Stated task
Repeat the listing below in full, exactly as it stands.

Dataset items
══════════════════════════════

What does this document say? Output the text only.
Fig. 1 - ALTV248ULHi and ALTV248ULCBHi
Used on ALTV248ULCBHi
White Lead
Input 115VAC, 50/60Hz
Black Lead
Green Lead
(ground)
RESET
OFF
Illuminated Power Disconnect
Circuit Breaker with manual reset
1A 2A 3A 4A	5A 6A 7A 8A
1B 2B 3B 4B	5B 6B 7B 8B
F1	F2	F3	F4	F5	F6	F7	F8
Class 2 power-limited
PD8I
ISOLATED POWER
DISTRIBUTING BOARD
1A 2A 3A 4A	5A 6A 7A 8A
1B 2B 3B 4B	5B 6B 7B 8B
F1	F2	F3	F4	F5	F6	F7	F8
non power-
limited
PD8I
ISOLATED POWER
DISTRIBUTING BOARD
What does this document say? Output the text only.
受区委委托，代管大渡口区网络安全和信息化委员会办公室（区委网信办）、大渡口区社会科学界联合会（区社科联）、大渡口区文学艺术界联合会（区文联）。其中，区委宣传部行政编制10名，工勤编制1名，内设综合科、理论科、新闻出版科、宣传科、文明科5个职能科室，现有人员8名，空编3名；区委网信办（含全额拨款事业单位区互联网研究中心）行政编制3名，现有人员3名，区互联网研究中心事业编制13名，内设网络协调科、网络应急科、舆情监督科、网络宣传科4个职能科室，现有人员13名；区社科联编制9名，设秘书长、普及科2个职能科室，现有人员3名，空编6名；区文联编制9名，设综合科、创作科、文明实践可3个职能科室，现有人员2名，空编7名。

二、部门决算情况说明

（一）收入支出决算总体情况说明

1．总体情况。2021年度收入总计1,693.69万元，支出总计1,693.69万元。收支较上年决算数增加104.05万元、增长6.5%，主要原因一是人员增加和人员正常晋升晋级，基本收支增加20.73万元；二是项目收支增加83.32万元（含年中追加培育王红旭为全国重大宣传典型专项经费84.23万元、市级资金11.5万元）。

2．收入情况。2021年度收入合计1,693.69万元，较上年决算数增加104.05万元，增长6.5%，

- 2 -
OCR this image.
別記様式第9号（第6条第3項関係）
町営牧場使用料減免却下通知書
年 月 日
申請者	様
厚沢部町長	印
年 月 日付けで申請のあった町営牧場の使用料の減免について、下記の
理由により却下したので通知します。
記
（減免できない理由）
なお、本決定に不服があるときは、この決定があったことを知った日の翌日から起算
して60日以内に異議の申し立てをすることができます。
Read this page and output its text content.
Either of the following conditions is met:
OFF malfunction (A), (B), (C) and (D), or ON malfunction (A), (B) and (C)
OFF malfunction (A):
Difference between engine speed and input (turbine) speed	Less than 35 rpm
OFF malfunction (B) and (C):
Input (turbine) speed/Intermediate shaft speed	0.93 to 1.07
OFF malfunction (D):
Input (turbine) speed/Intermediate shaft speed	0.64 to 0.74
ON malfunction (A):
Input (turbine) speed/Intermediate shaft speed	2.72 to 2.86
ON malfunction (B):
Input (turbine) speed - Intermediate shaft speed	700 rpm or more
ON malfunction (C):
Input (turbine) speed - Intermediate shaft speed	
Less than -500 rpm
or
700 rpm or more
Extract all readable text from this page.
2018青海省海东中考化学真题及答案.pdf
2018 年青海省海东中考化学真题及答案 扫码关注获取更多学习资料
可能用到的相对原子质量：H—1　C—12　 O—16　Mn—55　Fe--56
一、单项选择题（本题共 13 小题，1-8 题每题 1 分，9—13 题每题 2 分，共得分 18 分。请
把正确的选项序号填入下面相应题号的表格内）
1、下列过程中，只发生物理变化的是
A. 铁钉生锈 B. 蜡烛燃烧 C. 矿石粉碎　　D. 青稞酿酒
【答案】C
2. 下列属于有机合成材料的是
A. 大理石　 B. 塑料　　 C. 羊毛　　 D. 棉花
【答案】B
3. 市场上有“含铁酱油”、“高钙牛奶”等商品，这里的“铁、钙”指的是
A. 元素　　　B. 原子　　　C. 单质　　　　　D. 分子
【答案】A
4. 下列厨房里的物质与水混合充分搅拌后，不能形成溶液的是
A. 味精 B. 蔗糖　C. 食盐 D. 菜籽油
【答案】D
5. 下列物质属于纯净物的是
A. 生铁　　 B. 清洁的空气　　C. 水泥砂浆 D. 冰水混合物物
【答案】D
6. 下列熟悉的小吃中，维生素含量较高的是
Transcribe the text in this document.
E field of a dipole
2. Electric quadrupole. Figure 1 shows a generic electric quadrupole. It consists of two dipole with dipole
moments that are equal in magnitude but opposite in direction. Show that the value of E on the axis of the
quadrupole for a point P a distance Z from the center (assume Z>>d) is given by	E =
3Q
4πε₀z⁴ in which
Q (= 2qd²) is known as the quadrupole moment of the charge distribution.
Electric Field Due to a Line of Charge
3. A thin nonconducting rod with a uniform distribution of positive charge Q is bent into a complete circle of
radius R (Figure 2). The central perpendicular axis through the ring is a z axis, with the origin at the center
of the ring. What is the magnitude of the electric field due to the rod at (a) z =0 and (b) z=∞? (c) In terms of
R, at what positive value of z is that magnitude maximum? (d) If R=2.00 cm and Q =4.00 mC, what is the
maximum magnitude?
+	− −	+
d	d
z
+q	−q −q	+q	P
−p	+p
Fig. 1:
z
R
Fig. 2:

══════════════════════════════

Task answer
What does this document say? Output the text only.
Fig. 1 - ALTV248ULHi and ALTV248ULCBHi
Used on ALTV248ULCBHi
White Lead
Input 115VAC, 50/60Hz
Black Lead
Green Lead
(ground)
RESET
OFF
Illuminated Power Disconnect
Circuit Breaker with manual reset
1A 2A 3A 4A	5A 6A 7A 8A
1B 2B 3B 4B	5B 6B 7B 8B
F1	F2	F3	F4	F5	F6	F7	F8
Class 2 power-limited
PD8I
ISOLATED POWER
DISTRIBUTING BOARD
1A 2A 3A 4A	5A 6A 7A 8A
1B 2B 3B 4B	5B 6B 7B 8B
F1	F2	F3	F4	F5	F6	F7	F8
non power-
limited
PD8I
ISOLATED POWER
DISTRIBUTING BOARD
What does this document say? Output the text only.
受区委委托，代管大渡口区网络安全和信息化委员会办公室（区委网信办）、大渡口区社会科学界联合会（区社科联）、大渡口区文学艺术界联合会（区文联）。其中，区委宣传部行政编制10名，工勤编制1名，内设综合科、理论科、新闻出版科、宣传科、文明科5个职能科室，现有人员8名，空编3名；区委网信办（含全额拨款事业单位区互联网研究中心）行政编制3名，现有人员3名，区互联网研究中心事业编制13名，内设网络协调科、网络应急科、舆情监督科、网络宣传科4个职能科室，现有人员13名；区社科联编制9名，设秘书长、普及科2个职能科室，现有人员3名，空编6名；区文联编制9名，设综合科、创作科、文明实践可3个职能科室，现有人员2名，空编7名。

二、部门决算情况说明

（一）收入支出决算总体情况说明

1．总体情况。2021年度收入总计1,693.69万元，支出总计1,693.69万元。收支较上年决算数增加104.05万元、增长6.5%，主要原因一是人员增加和人员正常晋升晋级，基本收支增加20.73万元；二是项目收支增加83.32万元（含年中追加培育王红旭为全国重大宣传典型专项经费84.23万元、市级资金11.5万元）。

2．收入情况。2021年度收入合计1,693.69万元，较上年决算数增加104.05万元，增长6.5%，

- 2 -
OCR this image.
別記様式第9号（第6条第3項関係）
町営牧場使用料減免却下通知書
年 月 日
申請者	様
厚沢部町長	印
年 月 日付けで申請のあった町営牧場の使用料の減免について、下記の
理由により却下したので通知します。
記
（減免できない理由）
なお、本決定に不服があるときは、この決定があったことを知った日の翌日から起算
して60日以内に異議の申し立てをすることができます。
Read this page and output its text content.
Either of the following conditions is met:
OFF malfunction (A), (B), (C) and (D), or ON malfunction (A), (B) and (C)
OFF malfunction (A):
Difference between engine speed and input (turbine) speed	Less than 35 rpm
OFF malfunction (B) and (C):
Input (turbine) speed/Intermediate shaft speed	0.93 to 1.07
OFF malfunction (D):
Input (turbine) speed/Intermediate shaft speed	0.64 to 0.74
ON malfunction (A):
Input (turbine) speed/Intermediate shaft speed	2.72 to 2.86
ON malfunction (B):
Input (turbine) speed - Intermediate shaft speed	700 rpm or more
ON malfunction (C):
Input (turbine) speed - Intermediate shaft speed	
Less than -500 rpm
or
700 rpm or more
Extract all readable text from this page.
2018青海省海东中考化学真题及答案.pdf
2018 年青海省海东中考化学真题及答案 扫码关注获取更多学习资料
可能用到的相对原子质量：H—1　C—12　 O—16　Mn—55　Fe--56
一、单项选择题（本题共 13 小题，1-8 题每题 1 分，9—13 题每题 2 分，共得分 18 分。请
把正确的选项序号填入下面相应题号的表格内）
1、下列过程中，只发生物理变化的是
A. 铁钉生锈 B. 蜡烛燃烧 C. 矿石粉碎　　D. 青稞酿酒
【答案】C
2. 下列属于有机合成材料的是
A. 大理石　 B. 塑料　　 C. 羊毛　　 D. 棉花
【答案】B
3. 市场上有“含铁酱油”、“高钙牛奶”等商品，这里的“铁、钙”指的是
A. 元素　　　B. 原子　　　C. 单质　　　　　D. 分子
【答案】A
4. 下列厨房里的物质与水混合充分搅拌后，不能形成溶液的是
A. 味精 B. 蔗糖　C. 食盐 D. 菜籽油
【答案】D
5. 下列物质属于纯净物的是
A. 生铁　　 B. 清洁的空气　　C. 水泥砂浆 D. 冰水混合物物
【答案】D
6. 下列熟悉的小吃中，维生素含量较高的是
Transcribe the text in this document.
E field of a dipole
2. Electric quadrupole. Figure 1 shows a generic electric quadrupole. It consists of two dipole with dipole
moments that are equal in magnitude but opposite in direction. Show that the value of E on the axis of the
quadrupole for a point P a distance Z from the center (assume Z>>d) is given by	E =
3Q
4πε₀z⁴ in which
Q (= 2qd²) is known as the quadrupole moment of the charge distribution.
Electric Field Due to a Line of Charge
3. A thin nonconducting rod with a uniform distribution of positive charge Q is bent into a complete circle of
radius R (Figure 2). The central perpendicular axis through the ring is a z axis, with the origin at the center
of the ring. What is the magnitude of the electric field due to the rod at (a) z =0 and (b) z=∞? (c) In terms of
R, at what positive value of z is that magnitude maximum? (d) If R=2.00 cm and Q =4.00 mC, what is the
maximum magnitude?
+	− −	+
d	d
z
+q	−q −q	+q	P
−p	+p
Fig. 1:
z
R
Fig. 2:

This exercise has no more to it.